= Items from a figure collection =
<<<<

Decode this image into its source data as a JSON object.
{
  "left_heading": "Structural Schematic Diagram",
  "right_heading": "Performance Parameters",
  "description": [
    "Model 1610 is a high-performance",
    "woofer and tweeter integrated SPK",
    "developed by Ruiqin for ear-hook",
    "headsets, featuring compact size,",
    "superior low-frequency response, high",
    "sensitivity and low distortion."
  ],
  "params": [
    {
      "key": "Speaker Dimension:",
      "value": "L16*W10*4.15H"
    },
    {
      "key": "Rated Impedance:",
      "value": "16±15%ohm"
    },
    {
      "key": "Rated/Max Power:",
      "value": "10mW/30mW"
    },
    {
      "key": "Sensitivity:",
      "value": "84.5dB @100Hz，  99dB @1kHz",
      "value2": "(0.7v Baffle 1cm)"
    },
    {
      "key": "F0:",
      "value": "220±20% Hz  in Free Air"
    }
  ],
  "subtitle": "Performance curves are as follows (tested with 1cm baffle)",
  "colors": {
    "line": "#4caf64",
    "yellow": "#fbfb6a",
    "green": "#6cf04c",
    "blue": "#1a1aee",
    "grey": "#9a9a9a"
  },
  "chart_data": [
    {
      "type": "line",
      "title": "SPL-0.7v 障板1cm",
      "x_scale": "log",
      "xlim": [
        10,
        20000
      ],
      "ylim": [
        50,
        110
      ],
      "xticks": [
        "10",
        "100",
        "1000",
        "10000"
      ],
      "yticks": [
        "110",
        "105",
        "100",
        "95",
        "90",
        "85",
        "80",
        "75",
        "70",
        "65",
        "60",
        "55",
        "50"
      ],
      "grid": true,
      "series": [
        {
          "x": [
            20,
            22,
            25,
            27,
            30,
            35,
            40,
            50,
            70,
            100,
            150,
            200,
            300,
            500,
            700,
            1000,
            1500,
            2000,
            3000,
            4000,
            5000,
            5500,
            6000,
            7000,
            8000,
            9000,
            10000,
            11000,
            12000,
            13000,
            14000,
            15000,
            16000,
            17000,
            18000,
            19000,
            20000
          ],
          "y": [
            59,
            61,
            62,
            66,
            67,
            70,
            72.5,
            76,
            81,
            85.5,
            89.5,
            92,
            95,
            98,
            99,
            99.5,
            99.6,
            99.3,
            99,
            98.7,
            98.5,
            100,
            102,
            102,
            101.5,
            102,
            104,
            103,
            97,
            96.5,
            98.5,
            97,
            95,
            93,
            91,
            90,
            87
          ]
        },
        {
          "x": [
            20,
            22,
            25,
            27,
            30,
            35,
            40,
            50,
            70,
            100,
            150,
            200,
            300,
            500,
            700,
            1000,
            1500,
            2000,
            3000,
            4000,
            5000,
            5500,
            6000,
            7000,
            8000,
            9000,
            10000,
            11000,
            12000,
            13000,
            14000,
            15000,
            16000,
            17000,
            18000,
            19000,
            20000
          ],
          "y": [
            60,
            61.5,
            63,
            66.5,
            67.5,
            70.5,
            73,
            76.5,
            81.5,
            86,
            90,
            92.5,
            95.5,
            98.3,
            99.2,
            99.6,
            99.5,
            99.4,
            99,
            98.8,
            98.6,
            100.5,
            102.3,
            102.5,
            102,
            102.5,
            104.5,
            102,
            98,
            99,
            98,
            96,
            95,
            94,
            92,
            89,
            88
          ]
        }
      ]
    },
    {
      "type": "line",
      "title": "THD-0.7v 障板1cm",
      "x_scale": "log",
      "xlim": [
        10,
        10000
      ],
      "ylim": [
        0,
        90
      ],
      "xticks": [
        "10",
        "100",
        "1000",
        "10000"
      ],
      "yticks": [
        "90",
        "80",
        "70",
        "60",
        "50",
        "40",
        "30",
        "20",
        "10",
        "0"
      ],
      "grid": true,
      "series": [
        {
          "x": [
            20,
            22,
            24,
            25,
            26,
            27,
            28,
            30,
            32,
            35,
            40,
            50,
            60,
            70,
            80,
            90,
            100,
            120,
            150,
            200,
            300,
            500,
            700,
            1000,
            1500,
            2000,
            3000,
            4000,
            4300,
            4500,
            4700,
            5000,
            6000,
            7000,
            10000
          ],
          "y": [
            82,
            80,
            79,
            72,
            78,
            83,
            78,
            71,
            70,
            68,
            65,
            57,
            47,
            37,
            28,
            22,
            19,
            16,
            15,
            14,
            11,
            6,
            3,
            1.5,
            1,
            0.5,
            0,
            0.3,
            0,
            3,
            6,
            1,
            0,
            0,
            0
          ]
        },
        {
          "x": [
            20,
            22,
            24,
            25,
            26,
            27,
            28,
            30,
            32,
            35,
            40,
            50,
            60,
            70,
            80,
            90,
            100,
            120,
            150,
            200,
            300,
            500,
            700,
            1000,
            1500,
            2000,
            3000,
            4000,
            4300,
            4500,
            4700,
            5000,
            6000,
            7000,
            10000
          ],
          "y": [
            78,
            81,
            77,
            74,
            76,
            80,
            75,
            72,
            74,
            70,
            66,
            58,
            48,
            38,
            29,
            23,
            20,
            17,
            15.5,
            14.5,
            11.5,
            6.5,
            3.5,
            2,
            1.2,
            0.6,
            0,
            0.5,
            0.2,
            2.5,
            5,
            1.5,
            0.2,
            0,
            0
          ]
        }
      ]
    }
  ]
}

>>>>

= Description of the task =
Output every record above exactly as it appears.

= Problem solution =
Decode this image into its source data as a JSON object.
{
  "left_heading": "Structural Schematic Diagram",
  "right_heading": "Performance Parameters",
  "description": [
    "Model 1610 is a high-performance",
    "woofer and tweeter integrated SPK",
    "developed by Ruiqin for ear-hook",
    "headsets, featuring compact size,",
    "superior low-frequency response, high",
    "sensitivity and low distortion."
  ],
  "params": [
    {
      "key": "Speaker Dimension:",
      "value": "L16*W10*4.15H"
    },
    {
      "key": "Rated Impedance:",
      "value": "16±15%ohm"
    },
    {
      "key": "Rated/Max Power:",
      "value": "10mW/30mW"
    },
    {
      "key": "Sensitivity:",
      "value": "84.5dB @100Hz，  99dB @1kHz",
      "value2": "(0.7v Baffle 1cm)"
    },
    {
      "key": "F0:",
      "value": "220±20% Hz  in Free Air"
    }
  ],
  "subtitle": "Performance curves are as follows (tested with 1cm baffle)",
  "colors": {
    "line": "#4caf64",
    "yellow": "#fbfb6a",
    "green": "#6cf04c",
    "blue": "#1a1aee",
    "grey": "#9a9a9a"
  },
  "chart_data": [
    {
      "type": "line",
      "title": "SPL-0.7v 障板1cm",
      "x_scale": "log",
      "xlim": [
        10,
        20000
      ],
      "ylim": [
        50,
        110
      ],
      "xticks": [
        "10",
        "100",
        "1000",
        "10000"
      ],
      "yticks": [
        "110",
        "105",
        "100",
        "95",
        "90",
        "85",
        "80",
        "75",
        "70",
        "65",
        "60",
        "55",
        "50"
      ],
      "grid": true,
      "series": [
        {
          "x": [
            20,
            22,
            25,
            27,
            30,
            35,
            40,
            50,
            70,
            100,
            150,
            200,
            300,
            500,
            700,
            1000,
            1500,
            2000,
            3000,
            4000,
            5000,
            5500,
            6000,
            7000,
            8000,
            9000,
            10000,
            11000,
            12000,
            13000,
            14000,
            15000,
            16000,
            17000,
            18000,
            19000,
            20000
          ],
          "y": [
            59,
            61,
            62,
            66,
            67,
            70,
            72.5,
            76,
            81,
            85.5,
            89.5,
            92,
            95,
            98,
            99,
            99.5,
            99.6,
            99.3,
            99,
            98.7,
            98.5,
            100,
            102,
            102,
            101.5,
            102,
            104,
            103,
            97,
            96.5,
            98.5,
            97,
            95,
            93,
            91,
            90,
            87
          ]
        },
        {
          "x": [
            20,
            22,
            25,
            27,
            30,
            35,
            40,
            50,
            70,
            100,
            150,
            200,
            300,
            500,
            700,
            1000,
            1500,
            2000,
            3000,
            4000,
            5000,
            5500,
            6000,
            7000,
            8000,
            9000,
            10000,
            11000,
            12000,
            13000,
            14000,
            15000,
            16000,
            17000,
            18000,
            19000,
            20000
          ],
          "y": [
            60,
            61.5,
            63,
            66.5,
            67.5,
            70.5,
            73,
            76.5,
            81.5,
            86,
            90,
            92.5,
            95.5,
            98.3,
            99.2,
            99.6,
            99.5,
            99.4,
            99,
            98.8,
            98.6,
            100.5,
            102.3,
            102.5,
            102,
            102.5,
            104.5,
            102,
            98,
            99,
            98,
            96,
            95,
            94,
            92,
            89,
            88
          ]
        }
      ]
    },
    {
      "type": "line",
      "title": "THD-0.7v 障板1cm",
      "x_scale": "log",
      "xlim": [
        10,
        10000
      ],
      "ylim": [
        0,
        90
      ],
      "xticks": [
        "10",
        "100",
        "1000",
        "10000"
      ],
      "yticks": [
        "90",
        "80",
        "70",
        "60",
        "50",
        "40",
        "30",
        "20",
        "10",
        "0"
      ],
      "grid": true,
      "series": [
        {
          "x": [
            20,
            22,
            24,
            25,
            26,
            27,
            28,
            30,
            32,
            35,
            40,
            50,
            60,
            70,
            80,
            90,
            100,
            120,
            150,
            200,
            300,
            500,
            700,
            1000,
            1500,
            2000,
            3000,
            4000,
            4300,
            4500,
            4700,
            5000,
            6000,
            7000,
            10000
          ],
          "y": [
            82,
            80,
            79,
            72,
            78,
            83,
            78,
            71,
            70,
            68,
            65,
            57,
            47,
            37,
            28,
            22,
            19,
            16,
            15,
            14,
            11,
            6,
            3,
            1.5,
            1,
            0.5,
            0,
            0.3,
            0,
            3,
            6,
            1,
            0,
            0,
            0
          ]
        },
        {
          "x": [
            20,
            22,
            24,
            25,
            26,
            27,
            28,
            30,
            32,
            35,
            40,
            50,
            60,
            70,
            80,
            90,
            100,
            120,
            150,
            200,
            300,
            500,
            700,
            1000,
            1500,
            2000,
            3000,
            4000,
            4300,
            4500,
            4700,
            5000,
            6000,
            7000,
            10000
          ],
          "y": [
            78,
            81,
            77,
            74,
            76,
            80,
            75,
            72,
            74,
            70,
            66,
            58,
            48,
            38,
            29,
            23,
            20,
            17,
            15.5,
            14.5,
            11.5,
            6.5,
            3.5,
            2,
            1.2,
            0.6,
            0,
            0.5,
            0.2,
            2.5,
            5,
            1.5,
            0.2,
            0,
            0
          ]
        }
      ]
    }
  ]
}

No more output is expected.